THE PROBLEM:
Your task is to output all the records below, word for word.

(A block of data)
┄┄┄┄┄┄┄┄┄┄
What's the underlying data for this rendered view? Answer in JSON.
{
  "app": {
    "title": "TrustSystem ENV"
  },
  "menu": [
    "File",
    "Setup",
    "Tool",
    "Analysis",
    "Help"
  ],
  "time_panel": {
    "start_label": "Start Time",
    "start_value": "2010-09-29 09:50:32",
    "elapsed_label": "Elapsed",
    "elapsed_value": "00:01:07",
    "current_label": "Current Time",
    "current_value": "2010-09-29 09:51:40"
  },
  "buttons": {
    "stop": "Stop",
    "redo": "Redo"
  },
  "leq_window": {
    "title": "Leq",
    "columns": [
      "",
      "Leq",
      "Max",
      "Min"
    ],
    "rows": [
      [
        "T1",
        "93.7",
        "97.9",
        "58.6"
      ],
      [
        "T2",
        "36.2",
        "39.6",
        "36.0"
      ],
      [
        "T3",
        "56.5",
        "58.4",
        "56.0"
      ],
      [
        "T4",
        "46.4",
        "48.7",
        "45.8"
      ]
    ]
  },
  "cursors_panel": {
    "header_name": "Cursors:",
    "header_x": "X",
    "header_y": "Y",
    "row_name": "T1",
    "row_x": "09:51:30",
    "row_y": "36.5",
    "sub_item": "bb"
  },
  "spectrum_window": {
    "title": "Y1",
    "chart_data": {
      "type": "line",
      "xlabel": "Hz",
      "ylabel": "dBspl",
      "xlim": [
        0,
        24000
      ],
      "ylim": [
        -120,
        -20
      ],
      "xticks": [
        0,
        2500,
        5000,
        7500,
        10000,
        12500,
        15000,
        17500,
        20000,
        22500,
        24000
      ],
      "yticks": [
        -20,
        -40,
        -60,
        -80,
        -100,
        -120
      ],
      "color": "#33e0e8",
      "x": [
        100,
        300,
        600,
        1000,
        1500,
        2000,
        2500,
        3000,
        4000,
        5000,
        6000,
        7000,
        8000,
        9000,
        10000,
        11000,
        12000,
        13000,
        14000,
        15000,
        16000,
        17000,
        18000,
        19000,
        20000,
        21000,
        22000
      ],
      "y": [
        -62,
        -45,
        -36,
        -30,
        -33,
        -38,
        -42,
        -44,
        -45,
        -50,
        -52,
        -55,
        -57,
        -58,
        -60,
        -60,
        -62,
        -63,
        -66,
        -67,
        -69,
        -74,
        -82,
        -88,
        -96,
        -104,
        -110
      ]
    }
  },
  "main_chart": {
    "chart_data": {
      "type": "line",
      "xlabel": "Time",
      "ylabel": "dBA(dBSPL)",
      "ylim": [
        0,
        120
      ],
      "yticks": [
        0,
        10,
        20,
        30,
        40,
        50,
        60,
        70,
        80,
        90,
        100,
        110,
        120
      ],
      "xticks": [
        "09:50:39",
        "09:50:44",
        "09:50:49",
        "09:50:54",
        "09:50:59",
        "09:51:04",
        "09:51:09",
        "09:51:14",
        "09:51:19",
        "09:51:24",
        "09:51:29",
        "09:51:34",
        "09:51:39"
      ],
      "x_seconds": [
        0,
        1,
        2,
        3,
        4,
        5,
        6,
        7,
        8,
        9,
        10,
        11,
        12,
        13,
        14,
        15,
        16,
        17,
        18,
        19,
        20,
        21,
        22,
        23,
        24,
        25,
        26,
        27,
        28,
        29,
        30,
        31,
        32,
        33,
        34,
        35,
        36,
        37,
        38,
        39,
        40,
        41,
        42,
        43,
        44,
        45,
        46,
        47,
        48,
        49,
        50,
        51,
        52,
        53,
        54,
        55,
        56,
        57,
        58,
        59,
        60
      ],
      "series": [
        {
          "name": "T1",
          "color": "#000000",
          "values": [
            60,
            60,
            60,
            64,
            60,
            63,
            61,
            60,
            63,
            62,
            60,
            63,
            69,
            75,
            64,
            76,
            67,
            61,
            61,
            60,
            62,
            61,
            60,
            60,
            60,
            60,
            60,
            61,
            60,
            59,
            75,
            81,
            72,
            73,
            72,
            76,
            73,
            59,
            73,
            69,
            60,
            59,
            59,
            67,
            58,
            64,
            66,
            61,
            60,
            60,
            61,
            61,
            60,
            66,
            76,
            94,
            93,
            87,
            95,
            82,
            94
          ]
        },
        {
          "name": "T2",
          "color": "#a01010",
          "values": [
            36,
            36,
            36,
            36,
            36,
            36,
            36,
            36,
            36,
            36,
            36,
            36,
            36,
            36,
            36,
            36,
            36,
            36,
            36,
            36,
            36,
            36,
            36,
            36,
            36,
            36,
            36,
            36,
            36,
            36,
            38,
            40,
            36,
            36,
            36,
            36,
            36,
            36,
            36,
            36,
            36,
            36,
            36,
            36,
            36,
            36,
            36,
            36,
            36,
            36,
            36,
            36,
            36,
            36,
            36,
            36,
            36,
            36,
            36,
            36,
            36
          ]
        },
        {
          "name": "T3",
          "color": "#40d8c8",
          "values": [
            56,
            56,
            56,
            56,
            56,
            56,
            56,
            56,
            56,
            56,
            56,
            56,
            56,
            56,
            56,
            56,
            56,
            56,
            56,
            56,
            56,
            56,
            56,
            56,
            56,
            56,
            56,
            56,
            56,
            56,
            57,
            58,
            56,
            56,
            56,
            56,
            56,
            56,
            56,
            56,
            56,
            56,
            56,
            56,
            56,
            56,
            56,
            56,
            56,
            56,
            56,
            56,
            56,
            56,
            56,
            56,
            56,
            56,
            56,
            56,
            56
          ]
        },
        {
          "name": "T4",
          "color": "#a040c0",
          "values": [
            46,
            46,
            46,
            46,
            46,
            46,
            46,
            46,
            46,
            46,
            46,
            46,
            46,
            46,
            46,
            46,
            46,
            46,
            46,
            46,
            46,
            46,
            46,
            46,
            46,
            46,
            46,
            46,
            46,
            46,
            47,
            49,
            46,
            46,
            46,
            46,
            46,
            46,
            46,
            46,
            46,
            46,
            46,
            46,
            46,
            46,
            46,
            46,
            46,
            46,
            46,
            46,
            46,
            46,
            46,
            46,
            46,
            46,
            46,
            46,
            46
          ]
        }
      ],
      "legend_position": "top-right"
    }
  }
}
┄┄┄┄┄┄┄┄┄┄
CORRECT ANSWER:
What's the underlying data for this rendered view? Answer in JSON.
{
  "app": {
    "title": "TrustSystem ENV"
  },
  "menu": [
    "File",
    "Setup",
    "Tool",
    "Analysis",
    "Help"
  ],
  "time_panel": {
    "start_label": "Start Time",
    "start_value": "2010-09-29 09:50:32",
    "elapsed_label": "Elapsed",
    "elapsed_value": "00:01:07",
    "current_label": "Current Time",
    "current_value": "2010-09-29 09:51:40"
  },
  "buttons": {
    "stop": "Stop",
    "redo": "Redo"
  },
  "leq_window": {
    "title": "Leq",
    "columns": [
      "",
      "Leq",
      "Max",
      "Min"
    ],
    "rows": [
      [
        "T1",
        "93.7",
        "97.9",
        "58.6"
      ],
      [
        "T2",
        "36.2",
        "39.6",
        "36.0"
      ],
      [
        "T3",
        "56.5",
        "58.4",
        "56.0"
      ],
      [
        "T4",
        "46.4",
        "48.7",
        "45.8"
      ]
    ]
  },
  "cursors_panel": {
    "header_name": "Cursors:",
    "header_x": "X",
    "header_y": "Y",
    "row_name": "T1",
    "row_x": "09:51:30",
    "row_y": "36.5",
    "sub_item": "bb"
  },
  "spectrum_window": {
    "title": "Y1",
    "chart_data": {
      "type": "line",
      "xlabel": "Hz",
      "ylabel": "dBspl",
      "xlim": [
        0,
        24000
      ],
      "ylim": [
        -120,
        -20
      ],
      "xticks": [
        0,
        2500,
        5000,
        7500,
        10000,
        12500,
        15000,
        17500,
        20000,
        22500,
        24000
      ],
      "yticks": [
        -20,
        -40,
        -60,
        -80,
        -100,
        -120
      ],
      "color": "#33e0e8",
      "x": [
        100,
        300,
        600,
        1000,
        1500,
        2000,
        2500,
        3000,
        4000,
        5000,
        6000,
        7000,
        8000,
        9000,
        10000,
        11000,
        12000,
        13000,
        14000,
        15000,
        16000,
        17000,
        18000,
        19000,
        20000,
        21000,
        22000
      ],
      "y": [
        -62,
        -45,
        -36,
        -30,
        -33,
        -38,
        -42,
        -44,
        -45,
        -50,
        -52,
        -55,
        -57,
        -58,
        -60,
        -60,
        -62,
        -63,
        -66,
        -67,
        -69,
        -74,
        -82,
        -88,
        -96,
        -104,
        -110
      ]
    }
  },
  "main_chart": {
    "chart_data": {
      "type": "line",
      "xlabel": "Time",
      "ylabel": "dBA(dBSPL)",
      "ylim": [
        0,
        120
      ],
      "yticks": [
        0,
        10,
        20,
        30,
        40,
        50,
        60,
        70,
        80,
        90,
        100,
        110,
        120
      ],
      "xticks": [
        "09:50:39",
        "09:50:44",
        "09:50:49",
        "09:50:54",
        "09:50:59",
        "09:51:04",
        "09:51:09",
        "09:51:14",
        "09:51:19",
        "09:51:24",
        "09:51:29",
        "09:51:34",
        "09:51:39"
      ],
      "x_seconds": [
        0,
        1,
        2,
        3,
        4,
        5,
        6,
        7,
        8,
        9,
        10,
        11,
        12,
        13,
        14,
        15,
        16,
        17,
        18,
        19,
        20,
        21,
        22,
        23,
        24,
        25,
        26,
        27,
        28,
        29,
        30,
        31,
        32,
        33,
        34,
        35,
        36,
        37,
        38,
        39,
        40,
        41,
        42,
        43,
        44,
        45,
        46,
        47,
        48,
        49,
        50,
        51,
        52,
        53,
        54,
        55,
        56,
        57,
        58,
        59,
        60
      ],
      "series": [
        {
          "name": "T1",
          "color": "#000000",
          "values": [
            60,
            60,
            60,
            64,
            60,
            63,
            61,
            60,
            63,
            62,
            60,
            63,
            69,
            75,
            64,
            76,
            67,
            61,
            61,
            60,
            62,
            61,
            60,
            60,
            60,
            60,
            60,
            61,
            60,
            59,
            75,
            81,
            72,
            73,
            72,
            76,
            73,
            59,
            73,
            69,
            60,
            59,
            59,
            67,
            58,
            64,
            66,
            61,
            60,
            60,
            61,
            61,
            60,
            66,
            76,
            94,
            93,
            87,
            95,
            82,
            94
          ]
        },
        {
          "name": "T2",
          "color": "#a01010",
          "values": [
            36,
            36,
            36,
            36,
            36,
            36,
            36,
            36,
            36,
            36,
            36,
            36,
            36,
            36,
            36,
            36,
            36,
            36,
            36,
            36,
            36,
            36,
            36,
            36,
            36,
            36,
            36,
            36,
            36,
            36,
            38,
            40,
            36,
            36,
            36,
            36,
            36,
            36,
            36,
            36,
            36,
            36,
            36,
            36,
            36,
            36,
            36,
            36,
            36,
            36,
            36,
            36,
            36,
            36,
            36,
            36,
            36,
            36,
            36,
            36,
            36
          ]
        },
        {
          "name": "T3",
          "color": "#40d8c8",
          "values": [
            56,
            56,
            56,
            56,
            56,
            56,
            56,
            56,
            56,
            56,
            56,
            56,
            56,
            56,
            56,
            56,
            56,
            56,
            56,
            56,
            56,
            56,
            56,
            56,
            56,
            56,
            56,
            56,
            56,
            56,
            57,
            58,
            56,
            56,
            56,
            56,
            56,
            56,
            56,
            56,
            56,
            56,
            56,
            56,
            56,
            56,
            56,
            56,
            56,
            56,
            56,
            56,
            56,
            56,
            56,
            56,
            56,
            56,
            56,
            56,
            56
          ]
        },
        {
          "name": "T4",
          "color": "#a040c0",
          "values": [
            46,
            46,
            46,
            46,
            46,
            46,
            46,
            46,
            46,
            46,
            46,
            46,
            46,
            46,
            46,
            46,
            46,
            46,
            46,
            46,
            46,
            46,
            46,
            46,
            46,
            46,
            46,
            46,
            46,
            46,
            47,
            49,
            46,
            46,
            46,
            46,
            46,
            46,
            46,
            46,
            46,
            46,
            46,
            46,
            46,
            46,
            46,
            46,
            46,
            46,
            46,
            46,
            46,
            46,
            46,
            46,
            46,
            46,
            46,
            46,
            46
          ]
        }
      ],
      "legend_position": "top-right"
    }
  }
}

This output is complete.